Saved entries:
= = = = = = =

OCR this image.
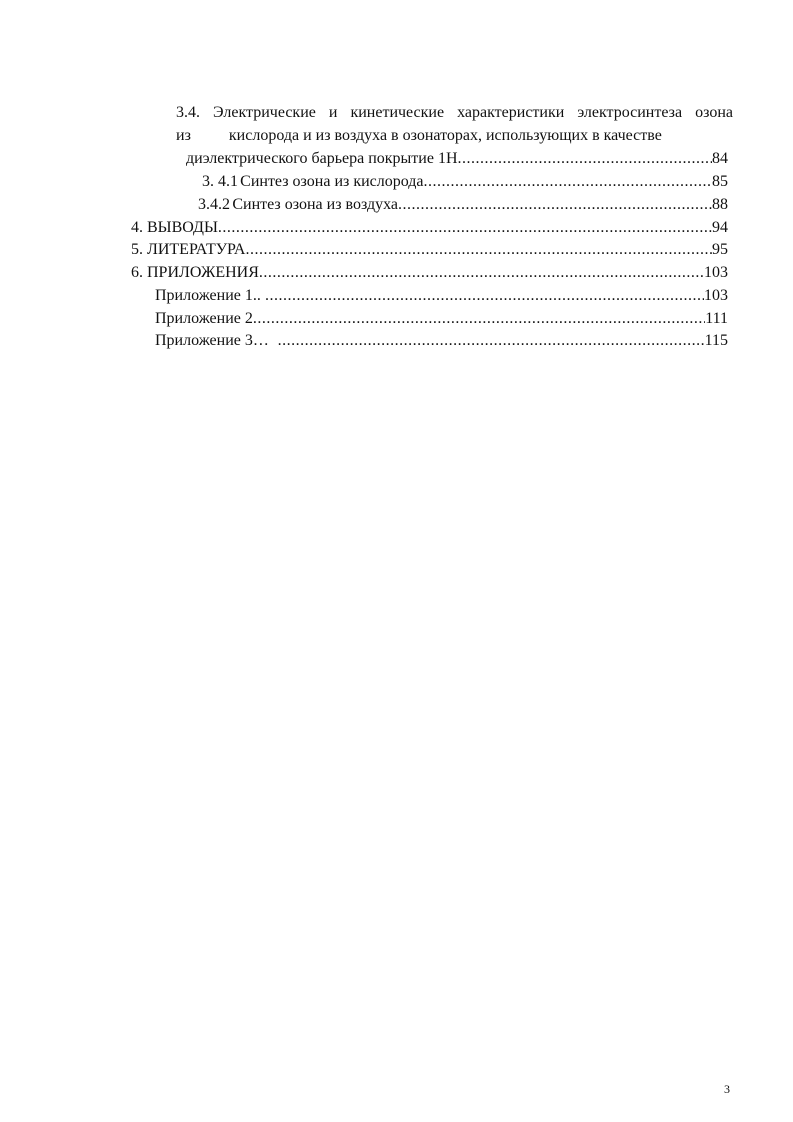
3.4. Электрические и кинетические характеристики электросинтеза озона
из кислорода и из воздуха в озонаторах, использующих в качестве
диэлектрического барьера покрытие 1Н .....	84
3. 4.1 Синтез озона из кислорода .....	85
3.4.2 Синтез озона из воздуха .....	88
4. ВЫВОДЫ .....	94
5. ЛИТЕРАТУРА .....	95
6. ПРИЛОЖЕНИЯ .....	103
Приложение 1.. .....	103
Приложение 2 .....	111
Приложение 3… .....	115
3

= = = = = = =

Written task: Reproduce all of the data exactly; the pictures do not belong in the copy.

Task answer:
OCR this image.
3.4. Электрические и кинетические характеристики электросинтеза озона
из кислорода и из воздуха в озонаторах, использующих в качестве
диэлектрического барьера покрытие 1Н .....	84
3. 4.1 Синтез озона из кислорода .....	85
3.4.2 Синтез озона из воздуха .....	88
4. ВЫВОДЫ .....	94
5. ЛИТЕРАТУРА .....	95
6. ПРИЛОЖЕНИЯ .....	103
Приложение 1.. .....	103
Приложение 2 .....	111
Приложение 3… .....	115
3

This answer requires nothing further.